Selection |
——————

Income Tax for Corporates in Nepal: Current Rates, Filing Deadlines & Compliance Checklist
Introduction
- The standard corporate income tax rate in Nepal for most companies sits at 25% (subject to sectoral variations and periodic Finance Act updates).
- Filing deadlines: corporate income tax returns are generally due within three months after the end of the fiscal year (practically mid-October, unless IRD extends the deadline). Specific submissions (tax audit reports, Form returns) may have earlier or concurrent deadlines; IRD and Finance Act notifications control exact dates.
- Withholding tax (TDS) obligations are critical; many payments (interest, dividends, professional fees, rents) attract source deductions at legally prescribed rates. Non-compliance yields penalties and interest.
- Special incentives (e.g., SEZ tax holidays, sectoral concessions for hydropower, export-oriented industries) materially change effective tax burdens — always confirm an investor’s eligibility in advance.
Part I — Legal framework & where to start (practitioner lens)
1. Governing law
Corporate income tax in Nepal is governed primarily by the Income Tax Act, 2058 (2002 A.D.), and updated annually by the Finance Act and IRD circulars. The Act sets taxable income rules, rates, withholding rules, allowable deductions, and administration. Always check the latest Finance Act for the fiscal year in question.

——————

What the exercise asks |
According to the tax guide, why should an investor's eligibility for special incentives be checked ahead of time? Answer in one to three sentences. The lines that come next have nothing to do with the tax guide.

Data entries |
——————

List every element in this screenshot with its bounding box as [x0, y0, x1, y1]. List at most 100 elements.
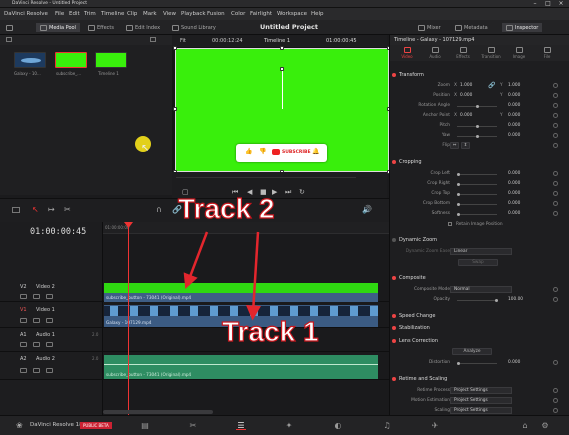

——————

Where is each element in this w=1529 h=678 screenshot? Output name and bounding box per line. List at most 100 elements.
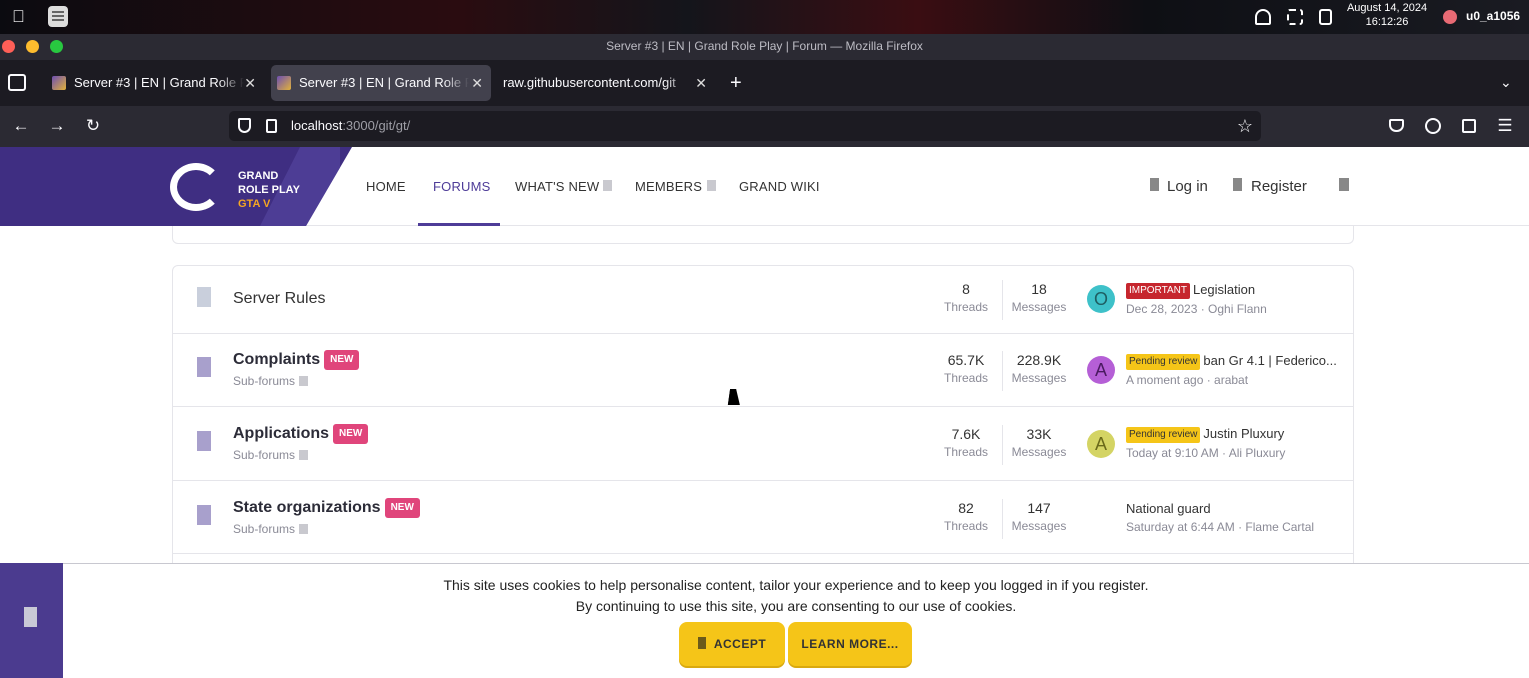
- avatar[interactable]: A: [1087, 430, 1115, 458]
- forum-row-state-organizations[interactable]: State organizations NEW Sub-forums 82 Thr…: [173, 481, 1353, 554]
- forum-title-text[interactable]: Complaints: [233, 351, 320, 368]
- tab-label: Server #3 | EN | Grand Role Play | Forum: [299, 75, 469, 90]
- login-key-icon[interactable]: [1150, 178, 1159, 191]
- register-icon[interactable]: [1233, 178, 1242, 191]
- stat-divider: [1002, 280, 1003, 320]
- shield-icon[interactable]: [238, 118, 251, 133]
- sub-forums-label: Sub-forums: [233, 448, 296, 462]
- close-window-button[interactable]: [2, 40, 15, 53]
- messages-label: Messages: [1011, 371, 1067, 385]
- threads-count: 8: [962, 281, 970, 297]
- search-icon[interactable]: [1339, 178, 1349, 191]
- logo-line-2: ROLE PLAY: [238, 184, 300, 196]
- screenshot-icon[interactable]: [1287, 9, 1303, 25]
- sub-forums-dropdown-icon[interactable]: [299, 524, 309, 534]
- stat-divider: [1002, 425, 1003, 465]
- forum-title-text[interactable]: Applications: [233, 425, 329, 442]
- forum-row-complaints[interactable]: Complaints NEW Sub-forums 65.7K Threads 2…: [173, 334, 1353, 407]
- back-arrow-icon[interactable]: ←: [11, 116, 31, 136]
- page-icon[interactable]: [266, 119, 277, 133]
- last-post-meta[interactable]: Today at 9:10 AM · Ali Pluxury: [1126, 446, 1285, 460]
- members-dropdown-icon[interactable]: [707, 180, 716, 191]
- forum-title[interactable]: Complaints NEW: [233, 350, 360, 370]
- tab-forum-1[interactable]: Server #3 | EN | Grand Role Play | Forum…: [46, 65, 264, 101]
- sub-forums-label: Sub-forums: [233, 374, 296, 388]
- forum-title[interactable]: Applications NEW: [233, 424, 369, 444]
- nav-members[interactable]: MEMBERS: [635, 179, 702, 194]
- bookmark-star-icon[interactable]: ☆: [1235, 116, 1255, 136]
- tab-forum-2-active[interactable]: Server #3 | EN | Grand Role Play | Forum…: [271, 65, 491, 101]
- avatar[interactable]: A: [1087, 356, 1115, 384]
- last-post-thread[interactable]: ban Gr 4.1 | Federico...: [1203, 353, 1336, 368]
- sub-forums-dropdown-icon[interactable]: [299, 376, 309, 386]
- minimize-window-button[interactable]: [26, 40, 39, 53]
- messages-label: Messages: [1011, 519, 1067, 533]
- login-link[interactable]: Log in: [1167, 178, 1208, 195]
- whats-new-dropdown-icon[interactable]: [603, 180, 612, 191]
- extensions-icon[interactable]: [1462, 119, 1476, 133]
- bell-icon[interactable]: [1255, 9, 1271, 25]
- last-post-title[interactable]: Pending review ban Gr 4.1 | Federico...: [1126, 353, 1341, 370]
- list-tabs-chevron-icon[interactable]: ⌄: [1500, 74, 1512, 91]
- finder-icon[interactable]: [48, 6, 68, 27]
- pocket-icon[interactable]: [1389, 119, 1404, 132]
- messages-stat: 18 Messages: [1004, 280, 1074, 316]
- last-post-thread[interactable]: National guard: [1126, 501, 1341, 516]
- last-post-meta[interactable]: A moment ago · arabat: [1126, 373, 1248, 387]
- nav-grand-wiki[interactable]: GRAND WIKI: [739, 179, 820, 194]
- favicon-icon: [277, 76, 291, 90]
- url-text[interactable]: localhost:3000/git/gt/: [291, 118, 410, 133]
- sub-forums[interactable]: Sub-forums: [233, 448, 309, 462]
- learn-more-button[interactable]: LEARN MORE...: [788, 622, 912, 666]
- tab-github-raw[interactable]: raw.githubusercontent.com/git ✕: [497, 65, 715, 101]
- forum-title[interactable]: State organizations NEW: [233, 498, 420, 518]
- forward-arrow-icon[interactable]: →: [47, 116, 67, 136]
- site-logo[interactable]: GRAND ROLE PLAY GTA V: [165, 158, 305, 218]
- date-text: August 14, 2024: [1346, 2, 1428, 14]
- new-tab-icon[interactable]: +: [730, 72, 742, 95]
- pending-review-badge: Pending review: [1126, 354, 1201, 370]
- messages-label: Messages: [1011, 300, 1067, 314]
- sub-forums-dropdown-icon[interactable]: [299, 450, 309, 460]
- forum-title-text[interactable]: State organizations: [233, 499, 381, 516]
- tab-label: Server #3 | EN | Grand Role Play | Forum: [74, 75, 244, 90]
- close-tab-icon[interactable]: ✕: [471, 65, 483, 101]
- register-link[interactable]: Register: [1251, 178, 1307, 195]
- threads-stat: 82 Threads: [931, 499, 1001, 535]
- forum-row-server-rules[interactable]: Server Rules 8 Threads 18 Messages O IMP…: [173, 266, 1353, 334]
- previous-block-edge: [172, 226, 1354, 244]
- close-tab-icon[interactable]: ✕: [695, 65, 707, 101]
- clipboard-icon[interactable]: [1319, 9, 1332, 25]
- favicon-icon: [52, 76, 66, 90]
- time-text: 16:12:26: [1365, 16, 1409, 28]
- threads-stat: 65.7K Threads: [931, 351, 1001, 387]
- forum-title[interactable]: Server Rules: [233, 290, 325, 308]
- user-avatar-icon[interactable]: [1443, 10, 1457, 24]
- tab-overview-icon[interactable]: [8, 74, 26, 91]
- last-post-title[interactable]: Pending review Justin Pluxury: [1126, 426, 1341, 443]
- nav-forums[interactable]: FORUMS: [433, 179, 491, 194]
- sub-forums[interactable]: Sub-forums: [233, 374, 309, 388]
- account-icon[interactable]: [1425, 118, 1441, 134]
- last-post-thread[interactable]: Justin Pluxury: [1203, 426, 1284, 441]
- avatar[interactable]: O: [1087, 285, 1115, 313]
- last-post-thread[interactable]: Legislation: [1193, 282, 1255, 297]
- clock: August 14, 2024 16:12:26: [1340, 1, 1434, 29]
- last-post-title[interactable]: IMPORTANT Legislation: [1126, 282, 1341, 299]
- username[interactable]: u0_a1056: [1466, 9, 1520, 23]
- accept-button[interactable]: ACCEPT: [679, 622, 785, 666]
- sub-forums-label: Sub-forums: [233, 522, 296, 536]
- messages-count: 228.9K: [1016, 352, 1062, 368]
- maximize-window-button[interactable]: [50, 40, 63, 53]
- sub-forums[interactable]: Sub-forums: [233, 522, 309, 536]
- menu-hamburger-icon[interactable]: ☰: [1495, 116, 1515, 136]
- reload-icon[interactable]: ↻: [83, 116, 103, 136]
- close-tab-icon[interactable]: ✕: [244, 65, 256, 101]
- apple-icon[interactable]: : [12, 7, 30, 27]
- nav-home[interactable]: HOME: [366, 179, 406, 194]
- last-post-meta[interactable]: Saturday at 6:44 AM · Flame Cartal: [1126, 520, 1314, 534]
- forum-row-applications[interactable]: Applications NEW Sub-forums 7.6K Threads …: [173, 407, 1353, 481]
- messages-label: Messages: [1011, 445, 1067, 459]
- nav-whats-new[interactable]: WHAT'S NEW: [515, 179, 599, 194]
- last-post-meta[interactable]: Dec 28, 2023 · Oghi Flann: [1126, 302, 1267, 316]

——————

The reply |
Special incentives materially change effective tax burdens. These include SEZ tax holidays and sectoral concessions for hydropower and export-oriented industries.